What you will do -> Restate the listing below word for word, omitting any images.
===
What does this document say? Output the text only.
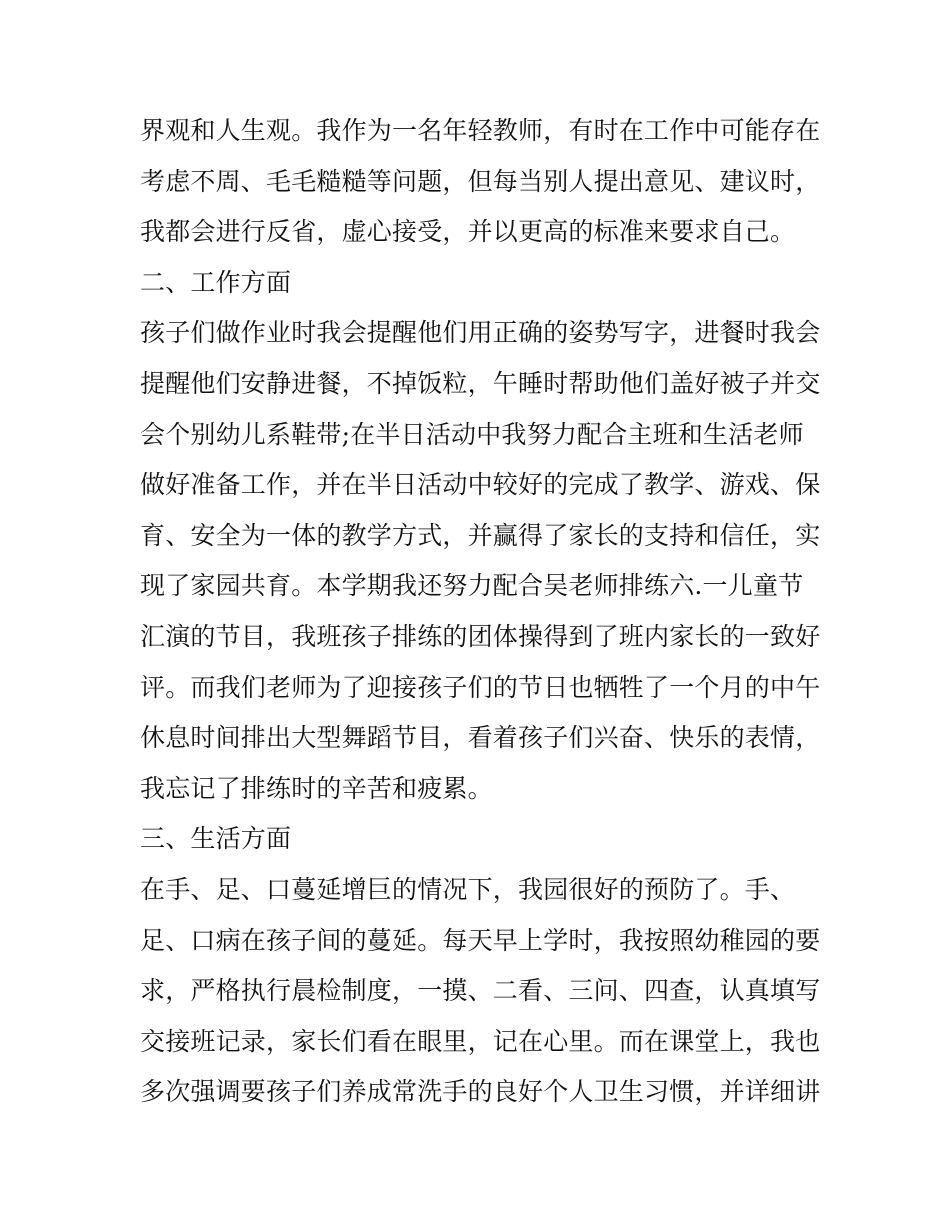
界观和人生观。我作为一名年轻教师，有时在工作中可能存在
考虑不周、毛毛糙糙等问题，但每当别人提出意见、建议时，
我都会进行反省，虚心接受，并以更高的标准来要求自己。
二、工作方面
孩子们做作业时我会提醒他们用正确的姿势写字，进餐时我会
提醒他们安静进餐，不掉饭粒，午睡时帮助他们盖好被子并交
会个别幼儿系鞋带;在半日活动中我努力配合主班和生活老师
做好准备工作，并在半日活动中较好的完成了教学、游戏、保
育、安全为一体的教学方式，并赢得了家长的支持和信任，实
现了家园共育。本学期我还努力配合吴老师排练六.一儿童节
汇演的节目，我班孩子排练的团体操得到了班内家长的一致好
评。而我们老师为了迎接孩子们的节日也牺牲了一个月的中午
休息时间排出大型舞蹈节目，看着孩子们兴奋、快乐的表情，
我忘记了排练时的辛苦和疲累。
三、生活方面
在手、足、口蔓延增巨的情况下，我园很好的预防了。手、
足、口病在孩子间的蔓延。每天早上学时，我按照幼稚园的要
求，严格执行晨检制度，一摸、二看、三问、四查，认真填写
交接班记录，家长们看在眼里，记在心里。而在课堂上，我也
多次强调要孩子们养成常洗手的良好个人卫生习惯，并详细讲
===
Solution for this exercise ->
What does this document say? Output the text only.
界观和人生观。我作为一名年轻教师，有时在工作中可能存在
考虑不周、毛毛糙糙等问题，但每当别人提出意见、建议时，
我都会进行反省，虚心接受，并以更高的标准来要求自己。
二、工作方面
孩子们做作业时我会提醒他们用正确的姿势写字，进餐时我会
提醒他们安静进餐，不掉饭粒，午睡时帮助他们盖好被子并交
会个别幼儿系鞋带;在半日活动中我努力配合主班和生活老师
做好准备工作，并在半日活动中较好的完成了教学、游戏、保
育、安全为一体的教学方式，并赢得了家长的支持和信任，实
现了家园共育。本学期我还努力配合吴老师排练六.一儿童节
汇演的节目，我班孩子排练的团体操得到了班内家长的一致好
评。而我们老师为了迎接孩子们的节日也牺牲了一个月的中午
休息时间排出大型舞蹈节目，看着孩子们兴奋、快乐的表情，
我忘记了排练时的辛苦和疲累。
三、生活方面
在手、足、口蔓延增巨的情况下，我园很好的预防了。手、
足、口病在孩子间的蔓延。每天早上学时，我按照幼稚园的要
求，严格执行晨检制度，一摸、二看、三问、四查，认真填写
交接班记录，家长们看在眼里，记在心里。而在课堂上，我也
多次强调要孩子们养成常洗手的良好个人卫生习惯，并详细讲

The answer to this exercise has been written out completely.